━━ SUPPLIED MATERIAL ━━

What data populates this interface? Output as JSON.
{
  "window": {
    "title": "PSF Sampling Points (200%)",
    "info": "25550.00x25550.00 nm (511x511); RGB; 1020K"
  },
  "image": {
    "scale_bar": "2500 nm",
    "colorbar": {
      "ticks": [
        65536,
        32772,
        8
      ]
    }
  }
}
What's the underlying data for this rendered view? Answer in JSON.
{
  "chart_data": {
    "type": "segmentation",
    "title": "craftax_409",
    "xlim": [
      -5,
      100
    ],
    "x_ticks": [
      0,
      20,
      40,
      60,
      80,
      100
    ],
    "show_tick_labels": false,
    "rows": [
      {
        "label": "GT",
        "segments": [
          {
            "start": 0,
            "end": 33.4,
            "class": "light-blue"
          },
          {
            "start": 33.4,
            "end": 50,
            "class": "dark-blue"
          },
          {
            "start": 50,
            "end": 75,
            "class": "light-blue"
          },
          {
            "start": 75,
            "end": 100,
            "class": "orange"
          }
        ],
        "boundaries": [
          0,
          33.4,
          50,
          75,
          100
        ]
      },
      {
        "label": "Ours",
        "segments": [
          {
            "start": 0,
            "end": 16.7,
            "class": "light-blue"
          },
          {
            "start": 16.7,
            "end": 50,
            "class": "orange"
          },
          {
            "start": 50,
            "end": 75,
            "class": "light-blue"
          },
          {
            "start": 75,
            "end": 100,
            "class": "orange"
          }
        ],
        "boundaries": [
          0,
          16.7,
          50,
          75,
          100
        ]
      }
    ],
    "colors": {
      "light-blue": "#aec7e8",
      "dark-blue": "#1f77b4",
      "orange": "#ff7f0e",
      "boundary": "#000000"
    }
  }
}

━━━

_WORK REQUIRED_
Find every line in the records above that holds the word "title", and copy each one.

_EXERCISE OUTPUT_
    "title": "PSF Sampling Points (200%)",
    "title": "craftax_409",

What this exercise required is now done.